Figure content listings
========

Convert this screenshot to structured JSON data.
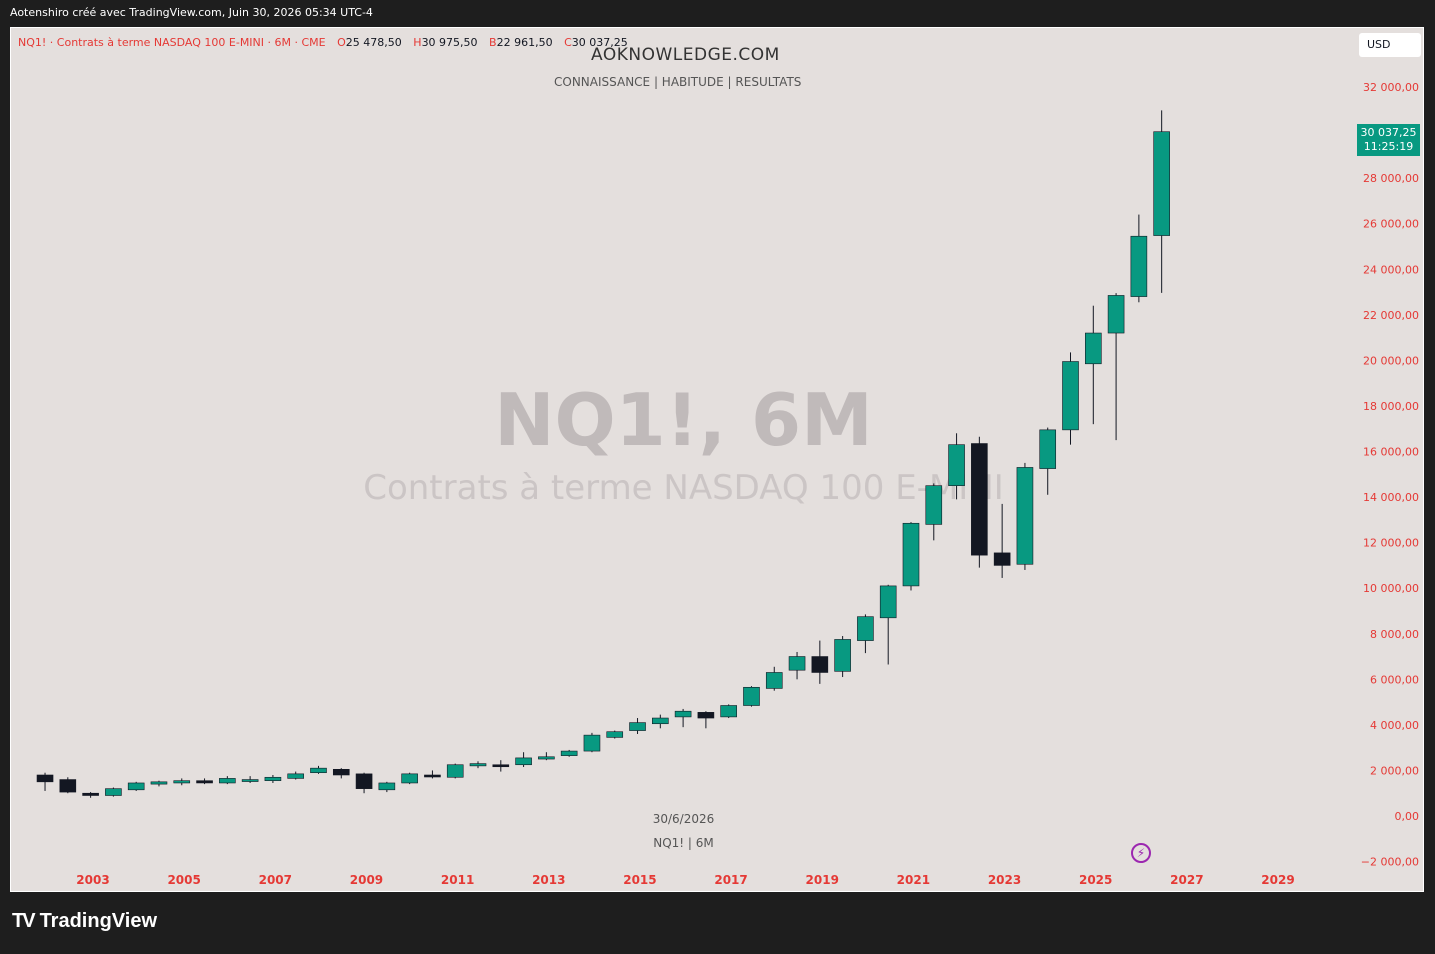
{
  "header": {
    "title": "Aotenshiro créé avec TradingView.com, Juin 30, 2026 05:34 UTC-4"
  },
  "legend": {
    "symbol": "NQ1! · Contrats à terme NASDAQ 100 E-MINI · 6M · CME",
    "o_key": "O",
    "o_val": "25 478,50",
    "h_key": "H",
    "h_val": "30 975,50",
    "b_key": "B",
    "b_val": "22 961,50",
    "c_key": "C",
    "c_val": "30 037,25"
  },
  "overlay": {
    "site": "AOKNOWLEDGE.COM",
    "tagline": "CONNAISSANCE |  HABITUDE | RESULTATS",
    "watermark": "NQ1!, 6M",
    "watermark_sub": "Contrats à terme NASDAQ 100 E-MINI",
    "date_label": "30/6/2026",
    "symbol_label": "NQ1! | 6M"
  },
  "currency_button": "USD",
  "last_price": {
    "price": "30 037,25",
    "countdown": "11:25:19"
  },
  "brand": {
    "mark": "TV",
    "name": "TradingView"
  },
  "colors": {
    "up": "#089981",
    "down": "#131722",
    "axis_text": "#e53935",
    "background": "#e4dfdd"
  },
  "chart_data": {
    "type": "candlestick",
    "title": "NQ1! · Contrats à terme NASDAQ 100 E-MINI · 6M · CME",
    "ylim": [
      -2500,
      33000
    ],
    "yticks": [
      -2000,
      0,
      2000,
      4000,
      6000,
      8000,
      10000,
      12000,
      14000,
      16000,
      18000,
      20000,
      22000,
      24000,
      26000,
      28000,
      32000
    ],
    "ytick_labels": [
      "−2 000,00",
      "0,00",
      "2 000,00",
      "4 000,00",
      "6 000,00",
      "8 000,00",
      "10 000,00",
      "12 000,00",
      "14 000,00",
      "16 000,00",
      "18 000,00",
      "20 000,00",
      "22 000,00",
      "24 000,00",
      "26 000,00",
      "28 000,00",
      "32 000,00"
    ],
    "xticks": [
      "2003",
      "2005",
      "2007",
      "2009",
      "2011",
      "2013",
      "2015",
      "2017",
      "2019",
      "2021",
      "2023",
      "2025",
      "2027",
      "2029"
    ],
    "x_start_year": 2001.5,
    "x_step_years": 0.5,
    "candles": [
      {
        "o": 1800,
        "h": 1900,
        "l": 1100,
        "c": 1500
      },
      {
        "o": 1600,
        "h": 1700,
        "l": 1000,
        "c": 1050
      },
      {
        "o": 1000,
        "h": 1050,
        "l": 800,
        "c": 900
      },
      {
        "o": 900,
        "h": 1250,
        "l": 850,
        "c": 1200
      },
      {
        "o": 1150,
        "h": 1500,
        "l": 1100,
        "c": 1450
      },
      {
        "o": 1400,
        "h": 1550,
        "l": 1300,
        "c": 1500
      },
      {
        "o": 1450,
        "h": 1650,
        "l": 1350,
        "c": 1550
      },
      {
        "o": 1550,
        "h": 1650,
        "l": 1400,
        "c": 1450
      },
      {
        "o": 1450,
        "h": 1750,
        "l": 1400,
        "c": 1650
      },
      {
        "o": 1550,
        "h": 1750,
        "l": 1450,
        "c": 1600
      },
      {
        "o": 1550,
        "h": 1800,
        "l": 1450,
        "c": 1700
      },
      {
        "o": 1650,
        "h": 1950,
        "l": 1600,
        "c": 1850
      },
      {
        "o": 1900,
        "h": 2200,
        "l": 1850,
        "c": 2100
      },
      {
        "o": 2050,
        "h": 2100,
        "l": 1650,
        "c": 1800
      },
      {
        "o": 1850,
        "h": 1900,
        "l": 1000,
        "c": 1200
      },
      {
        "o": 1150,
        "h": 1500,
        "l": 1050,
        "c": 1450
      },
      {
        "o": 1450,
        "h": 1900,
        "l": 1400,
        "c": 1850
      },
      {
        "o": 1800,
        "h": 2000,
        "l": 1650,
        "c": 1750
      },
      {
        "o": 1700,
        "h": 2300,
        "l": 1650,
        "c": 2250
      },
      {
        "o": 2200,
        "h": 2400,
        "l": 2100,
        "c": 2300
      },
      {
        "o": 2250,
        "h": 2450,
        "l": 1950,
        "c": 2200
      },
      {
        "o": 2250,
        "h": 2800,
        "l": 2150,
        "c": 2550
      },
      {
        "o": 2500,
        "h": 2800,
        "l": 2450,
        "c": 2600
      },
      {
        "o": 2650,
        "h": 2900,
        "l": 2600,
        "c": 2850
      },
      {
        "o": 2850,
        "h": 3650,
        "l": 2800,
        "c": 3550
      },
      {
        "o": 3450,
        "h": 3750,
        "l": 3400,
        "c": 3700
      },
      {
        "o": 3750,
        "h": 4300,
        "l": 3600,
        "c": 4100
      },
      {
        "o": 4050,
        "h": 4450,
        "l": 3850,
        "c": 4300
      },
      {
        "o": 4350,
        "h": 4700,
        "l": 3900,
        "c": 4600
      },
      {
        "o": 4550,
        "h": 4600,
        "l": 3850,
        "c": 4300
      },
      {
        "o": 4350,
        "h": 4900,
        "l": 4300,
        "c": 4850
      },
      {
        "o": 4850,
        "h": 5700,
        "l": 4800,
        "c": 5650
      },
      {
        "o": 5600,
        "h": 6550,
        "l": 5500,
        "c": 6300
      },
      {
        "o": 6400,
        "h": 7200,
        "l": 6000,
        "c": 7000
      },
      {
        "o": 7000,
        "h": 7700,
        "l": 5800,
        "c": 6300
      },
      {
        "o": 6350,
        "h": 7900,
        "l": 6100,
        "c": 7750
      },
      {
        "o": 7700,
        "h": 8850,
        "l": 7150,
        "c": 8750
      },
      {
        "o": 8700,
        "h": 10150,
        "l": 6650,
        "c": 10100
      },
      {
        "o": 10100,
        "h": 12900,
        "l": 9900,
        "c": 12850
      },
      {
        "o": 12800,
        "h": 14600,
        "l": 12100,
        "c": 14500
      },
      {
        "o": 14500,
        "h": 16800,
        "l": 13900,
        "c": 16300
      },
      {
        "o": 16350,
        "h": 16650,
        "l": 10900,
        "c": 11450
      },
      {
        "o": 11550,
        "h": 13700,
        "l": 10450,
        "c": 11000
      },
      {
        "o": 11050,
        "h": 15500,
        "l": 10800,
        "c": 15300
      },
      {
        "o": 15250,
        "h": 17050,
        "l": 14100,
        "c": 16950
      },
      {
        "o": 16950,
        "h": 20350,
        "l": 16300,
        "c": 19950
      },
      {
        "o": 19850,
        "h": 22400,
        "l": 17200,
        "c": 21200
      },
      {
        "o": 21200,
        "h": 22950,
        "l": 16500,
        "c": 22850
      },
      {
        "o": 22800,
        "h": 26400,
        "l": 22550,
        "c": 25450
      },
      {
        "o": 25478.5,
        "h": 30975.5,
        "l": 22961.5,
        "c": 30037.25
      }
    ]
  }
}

========

### The task
Identify every line above with the string "NASDAQ" in it. Copy those lines.

### Output of the task
    "symbol": "NQ1! · Contrats à terme NASDAQ 100 E-MINI · 6M · CME",
    "watermark_sub": "Contrats à terme NASDAQ 100 E-MINI",
    "title": "NQ1! · Contrats à terme NASDAQ 100 E-MINI · 6M · CME",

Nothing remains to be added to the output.